> _Figure contents as structured data_:
* begin *

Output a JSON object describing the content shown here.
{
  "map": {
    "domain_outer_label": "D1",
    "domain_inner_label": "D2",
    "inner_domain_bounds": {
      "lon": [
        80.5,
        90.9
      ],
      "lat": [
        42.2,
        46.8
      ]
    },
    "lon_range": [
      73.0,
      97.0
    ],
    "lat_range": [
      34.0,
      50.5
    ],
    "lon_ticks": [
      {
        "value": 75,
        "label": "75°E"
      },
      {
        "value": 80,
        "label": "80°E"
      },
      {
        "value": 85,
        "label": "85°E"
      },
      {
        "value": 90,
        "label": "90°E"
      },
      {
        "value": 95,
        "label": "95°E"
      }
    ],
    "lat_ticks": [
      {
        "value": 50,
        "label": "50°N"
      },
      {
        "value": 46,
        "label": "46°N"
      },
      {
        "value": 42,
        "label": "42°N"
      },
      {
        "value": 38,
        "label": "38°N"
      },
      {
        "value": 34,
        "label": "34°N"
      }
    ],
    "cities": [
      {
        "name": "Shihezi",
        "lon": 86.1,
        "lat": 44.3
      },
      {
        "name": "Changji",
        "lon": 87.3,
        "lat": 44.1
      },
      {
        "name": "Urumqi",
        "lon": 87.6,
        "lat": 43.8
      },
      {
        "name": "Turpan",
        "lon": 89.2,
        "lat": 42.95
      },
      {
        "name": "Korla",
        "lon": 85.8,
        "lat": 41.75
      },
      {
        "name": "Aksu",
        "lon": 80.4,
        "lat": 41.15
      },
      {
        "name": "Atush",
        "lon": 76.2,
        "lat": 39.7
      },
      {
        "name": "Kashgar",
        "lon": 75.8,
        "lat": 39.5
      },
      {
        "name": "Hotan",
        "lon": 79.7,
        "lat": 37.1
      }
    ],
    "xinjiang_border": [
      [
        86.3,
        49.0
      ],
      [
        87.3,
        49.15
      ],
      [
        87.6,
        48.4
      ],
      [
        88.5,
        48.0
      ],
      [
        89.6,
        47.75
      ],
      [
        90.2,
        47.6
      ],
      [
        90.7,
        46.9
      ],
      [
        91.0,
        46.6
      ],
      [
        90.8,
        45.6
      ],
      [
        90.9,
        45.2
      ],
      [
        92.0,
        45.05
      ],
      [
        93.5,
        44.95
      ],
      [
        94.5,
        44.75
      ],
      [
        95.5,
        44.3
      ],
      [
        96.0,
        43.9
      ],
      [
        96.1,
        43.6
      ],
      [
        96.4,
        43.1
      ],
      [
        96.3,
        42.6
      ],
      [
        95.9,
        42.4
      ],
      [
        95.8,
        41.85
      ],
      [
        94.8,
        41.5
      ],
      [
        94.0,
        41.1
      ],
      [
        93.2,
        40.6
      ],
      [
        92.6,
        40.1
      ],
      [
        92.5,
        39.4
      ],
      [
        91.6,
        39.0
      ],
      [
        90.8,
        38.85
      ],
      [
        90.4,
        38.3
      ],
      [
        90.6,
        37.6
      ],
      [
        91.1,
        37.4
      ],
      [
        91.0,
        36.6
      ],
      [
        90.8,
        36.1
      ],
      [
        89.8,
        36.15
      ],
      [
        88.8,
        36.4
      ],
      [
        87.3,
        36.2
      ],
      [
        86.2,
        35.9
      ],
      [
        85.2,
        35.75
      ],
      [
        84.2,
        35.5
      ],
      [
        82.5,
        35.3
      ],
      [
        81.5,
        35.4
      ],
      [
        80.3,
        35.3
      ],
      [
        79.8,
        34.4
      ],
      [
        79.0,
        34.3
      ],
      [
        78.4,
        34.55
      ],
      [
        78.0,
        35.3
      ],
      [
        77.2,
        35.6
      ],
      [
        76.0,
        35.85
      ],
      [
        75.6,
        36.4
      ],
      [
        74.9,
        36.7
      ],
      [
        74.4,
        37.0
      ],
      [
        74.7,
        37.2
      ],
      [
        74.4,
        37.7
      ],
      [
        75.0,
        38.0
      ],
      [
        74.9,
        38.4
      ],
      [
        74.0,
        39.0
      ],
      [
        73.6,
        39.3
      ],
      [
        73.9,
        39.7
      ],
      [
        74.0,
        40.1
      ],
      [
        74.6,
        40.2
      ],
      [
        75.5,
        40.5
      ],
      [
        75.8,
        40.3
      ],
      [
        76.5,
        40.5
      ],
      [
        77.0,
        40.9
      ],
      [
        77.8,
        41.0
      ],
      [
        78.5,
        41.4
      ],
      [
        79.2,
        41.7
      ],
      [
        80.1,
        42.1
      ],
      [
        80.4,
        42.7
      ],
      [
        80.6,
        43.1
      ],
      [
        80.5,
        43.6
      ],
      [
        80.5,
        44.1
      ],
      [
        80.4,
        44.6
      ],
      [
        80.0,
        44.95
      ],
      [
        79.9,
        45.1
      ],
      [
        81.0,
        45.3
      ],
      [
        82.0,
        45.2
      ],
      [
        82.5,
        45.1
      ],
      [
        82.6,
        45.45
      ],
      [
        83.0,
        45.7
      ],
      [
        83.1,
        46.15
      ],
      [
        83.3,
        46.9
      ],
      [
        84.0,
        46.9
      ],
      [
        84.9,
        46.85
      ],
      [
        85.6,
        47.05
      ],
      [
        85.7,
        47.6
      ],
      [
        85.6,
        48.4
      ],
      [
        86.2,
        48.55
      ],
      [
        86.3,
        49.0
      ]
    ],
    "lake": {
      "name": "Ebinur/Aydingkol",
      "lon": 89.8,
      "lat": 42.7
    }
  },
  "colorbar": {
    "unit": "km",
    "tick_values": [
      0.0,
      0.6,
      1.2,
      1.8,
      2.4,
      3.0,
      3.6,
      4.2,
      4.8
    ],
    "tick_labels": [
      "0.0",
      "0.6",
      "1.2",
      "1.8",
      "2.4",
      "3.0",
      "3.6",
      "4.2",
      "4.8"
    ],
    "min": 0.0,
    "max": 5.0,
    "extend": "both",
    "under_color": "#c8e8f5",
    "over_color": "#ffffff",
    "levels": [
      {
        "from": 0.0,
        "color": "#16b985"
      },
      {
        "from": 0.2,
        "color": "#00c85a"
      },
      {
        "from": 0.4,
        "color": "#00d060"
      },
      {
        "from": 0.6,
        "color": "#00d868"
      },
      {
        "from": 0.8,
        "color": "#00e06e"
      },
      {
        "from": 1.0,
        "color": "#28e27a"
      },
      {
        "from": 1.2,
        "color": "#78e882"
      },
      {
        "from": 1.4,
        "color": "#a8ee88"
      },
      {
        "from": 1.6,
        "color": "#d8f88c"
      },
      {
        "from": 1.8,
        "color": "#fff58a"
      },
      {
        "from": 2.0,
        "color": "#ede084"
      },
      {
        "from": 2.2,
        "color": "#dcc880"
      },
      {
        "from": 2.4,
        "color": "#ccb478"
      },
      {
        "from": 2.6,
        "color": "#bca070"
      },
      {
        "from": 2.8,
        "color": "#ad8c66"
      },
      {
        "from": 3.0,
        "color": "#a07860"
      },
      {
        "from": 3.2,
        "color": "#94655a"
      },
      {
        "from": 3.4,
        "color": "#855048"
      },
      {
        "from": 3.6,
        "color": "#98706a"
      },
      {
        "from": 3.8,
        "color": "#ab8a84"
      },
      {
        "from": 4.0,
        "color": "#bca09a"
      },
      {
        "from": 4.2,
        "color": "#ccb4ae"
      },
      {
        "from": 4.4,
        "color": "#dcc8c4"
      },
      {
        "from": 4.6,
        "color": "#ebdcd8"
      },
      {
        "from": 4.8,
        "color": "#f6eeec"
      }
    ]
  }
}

* end *

> _WHAT THE EXERCISE ASKS_: Write out every record, exactly as written.

> _COMPLETE ANSWER_:
Output a JSON object describing the content shown here.
{
  "map": {
    "domain_outer_label": "D1",
    "domain_inner_label": "D2",
    "inner_domain_bounds": {
      "lon": [
        80.5,
        90.9
      ],
      "lat": [
        42.2,
        46.8
      ]
    },
    "lon_range": [
      73.0,
      97.0
    ],
    "lat_range": [
      34.0,
      50.5
    ],
    "lon_ticks": [
      {
        "value": 75,
        "label": "75°E"
      },
      {
        "value": 80,
        "label": "80°E"
      },
      {
        "value": 85,
        "label": "85°E"
      },
      {
        "value": 90,
        "label": "90°E"
      },
      {
        "value": 95,
        "label": "95°E"
      }
    ],
    "lat_ticks": [
      {
        "value": 50,
        "label": "50°N"
      },
      {
        "value": 46,
        "label": "46°N"
      },
      {
        "value": 42,
        "label": "42°N"
      },
      {
        "value": 38,
        "label": "38°N"
      },
      {
        "value": 34,
        "label": "34°N"
      }
    ],
    "cities": [
      {
        "name": "Shihezi",
        "lon": 86.1,
        "lat": 44.3
      },
      {
        "name": "Changji",
        "lon": 87.3,
        "lat": 44.1
      },
      {
        "name": "Urumqi",
        "lon": 87.6,
        "lat": 43.8
      },
      {
        "name": "Turpan",
        "lon": 89.2,
        "lat": 42.95
      },
      {
        "name": "Korla",
        "lon": 85.8,
        "lat": 41.75
      },
      {
        "name": "Aksu",
        "lon": 80.4,
        "lat": 41.15
      },
      {
        "name": "Atush",
        "lon": 76.2,
        "lat": 39.7
      },
      {
        "name": "Kashgar",
        "lon": 75.8,
        "lat": 39.5
      },
      {
        "name": "Hotan",
        "lon": 79.7,
        "lat": 37.1
      }
    ],
    "xinjiang_border": [
      [
        86.3,
        49.0
      ],
      [
        87.3,
        49.15
      ],
      [
        87.6,
        48.4
      ],
      [
        88.5,
        48.0
      ],
      [
        89.6,
        47.75
      ],
      [
        90.2,
        47.6
      ],
      [
        90.7,
        46.9
      ],
      [
        91.0,
        46.6
      ],
      [
        90.8,
        45.6
      ],
      [
        90.9,
        45.2
      ],
      [
        92.0,
        45.05
      ],
      [
        93.5,
        44.95
      ],
      [
        94.5,
        44.75
      ],
      [
        95.5,
        44.3
      ],
      [
        96.0,
        43.9
      ],
      [
        96.1,
        43.6
      ],
      [
        96.4,
        43.1
      ],
      [
        96.3,
        42.6
      ],
      [
        95.9,
        42.4
      ],
      [
        95.8,
        41.85
      ],
      [
        94.8,
        41.5
      ],
      [
        94.0,
        41.1
      ],
      [
        93.2,
        40.6
      ],
      [
        92.6,
        40.1
      ],
      [
        92.5,
        39.4
      ],
      [
        91.6,
        39.0
      ],
      [
        90.8,
        38.85
      ],
      [
        90.4,
        38.3
      ],
      [
        90.6,
        37.6
      ],
      [
        91.1,
        37.4
      ],
      [
        91.0,
        36.6
      ],
      [
        90.8,
        36.1
      ],
      [
        89.8,
        36.15
      ],
      [
        88.8,
        36.4
      ],
      [
        87.3,
        36.2
      ],
      [
        86.2,
        35.9
      ],
      [
        85.2,
        35.75
      ],
      [
        84.2,
        35.5
      ],
      [
        82.5,
        35.3
      ],
      [
        81.5,
        35.4
      ],
      [
        80.3,
        35.3
      ],
      [
        79.8,
        34.4
      ],
      [
        79.0,
        34.3
      ],
      [
        78.4,
        34.55
      ],
      [
        78.0,
        35.3
      ],
      [
        77.2,
        35.6
      ],
      [
        76.0,
        35.85
      ],
      [
        75.6,
        36.4
      ],
      [
        74.9,
        36.7
      ],
      [
        74.4,
        37.0
      ],
      [
        74.7,
        37.2
      ],
      [
        74.4,
        37.7
      ],
      [
        75.0,
        38.0
      ],
      [
        74.9,
        38.4
      ],
      [
        74.0,
        39.0
      ],
      [
        73.6,
        39.3
      ],
      [
        73.9,
        39.7
      ],
      [
        74.0,
        40.1
      ],
      [
        74.6,
        40.2
      ],
      [
        75.5,
        40.5
      ],
      [
        75.8,
        40.3
      ],
      [
        76.5,
        40.5
      ],
      [
        77.0,
        40.9
      ],
      [
        77.8,
        41.0
      ],
      [
        78.5,
        41.4
      ],
      [
        79.2,
        41.7
      ],
      [
        80.1,
        42.1
      ],
      [
        80.4,
        42.7
      ],
      [
        80.6,
        43.1
      ],
      [
        80.5,
        43.6
      ],
      [
        80.5,
        44.1
      ],
      [
        80.4,
        44.6
      ],
      [
        80.0,
        44.95
      ],
      [
        79.9,
        45.1
      ],
      [
        81.0,
        45.3
      ],
      [
        82.0,
        45.2
      ],
      [
        82.5,
        45.1
      ],
      [
        82.6,
        45.45
      ],
      [
        83.0,
        45.7
      ],
      [
        83.1,
        46.15
      ],
      [
        83.3,
        46.9
      ],
      [
        84.0,
        46.9
      ],
      [
        84.9,
        46.85
      ],
      [
        85.6,
        47.05
      ],
      [
        85.7,
        47.6
      ],
      [
        85.6,
        48.4
      ],
      [
        86.2,
        48.55
      ],
      [
        86.3,
        49.0
      ]
    ],
    "lake": {
      "name": "Ebinur/Aydingkol",
      "lon": 89.8,
      "lat": 42.7
    }
  },
  "colorbar": {
    "unit": "km",
    "tick_values": [
      0.0,
      0.6,
      1.2,
      1.8,
      2.4,
      3.0,
      3.6,
      4.2,
      4.8
    ],
    "tick_labels": [
      "0.0",
      "0.6",
      "1.2",
      "1.8",
      "2.4",
      "3.0",
      "3.6",
      "4.2",
      "4.8"
    ],
    "min": 0.0,
    "max": 5.0,
    "extend": "both",
    "under_color": "#c8e8f5",
    "over_color": "#ffffff",
    "levels": [
      {
        "from": 0.0,
        "color": "#16b985"
      },
      {
        "from": 0.2,
        "color": "#00c85a"
      },
      {
        "from": 0.4,
        "color": "#00d060"
      },
      {
        "from": 0.6,
        "color": "#00d868"
      },
      {
        "from": 0.8,
        "color": "#00e06e"
      },
      {
        "from": 1.0,
        "color": "#28e27a"
      },
      {
        "from": 1.2,
        "color": "#78e882"
      },
      {
        "from": 1.4,
        "color": "#a8ee88"
      },
      {
        "from": 1.6,
        "color": "#d8f88c"
      },
      {
        "from": 1.8,
        "color": "#fff58a"
      },
      {
        "from": 2.0,
        "color": "#ede084"
      },
      {
        "from": 2.2,
        "color": "#dcc880"
      },
      {
        "from": 2.4,
        "color": "#ccb478"
      },
      {
        "from": 2.6,
        "color": "#bca070"
      },
      {
        "from": 2.8,
        "color": "#ad8c66"
      },
      {
        "from": 3.0,
        "color": "#a07860"
      },
      {
        "from": 3.2,
        "color": "#94655a"
      },
      {
        "from": 3.4,
        "color": "#855048"
      },
      {
        "from": 3.6,
        "color": "#98706a"
      },
      {
        "from": 3.8,
        "color": "#ab8a84"
      },
      {
        "from": 4.0,
        "color": "#bca09a"
      },
      {
        "from": 4.2,
        "color": "#ccb4ae"
      },
      {
        "from": 4.4,
        "color": "#dcc8c4"
      },
      {
        "from": 4.6,
        "color": "#ebdcd8"
      },
      {
        "from": 4.8,
        "color": "#f6eeec"
      }
    ]
  }
}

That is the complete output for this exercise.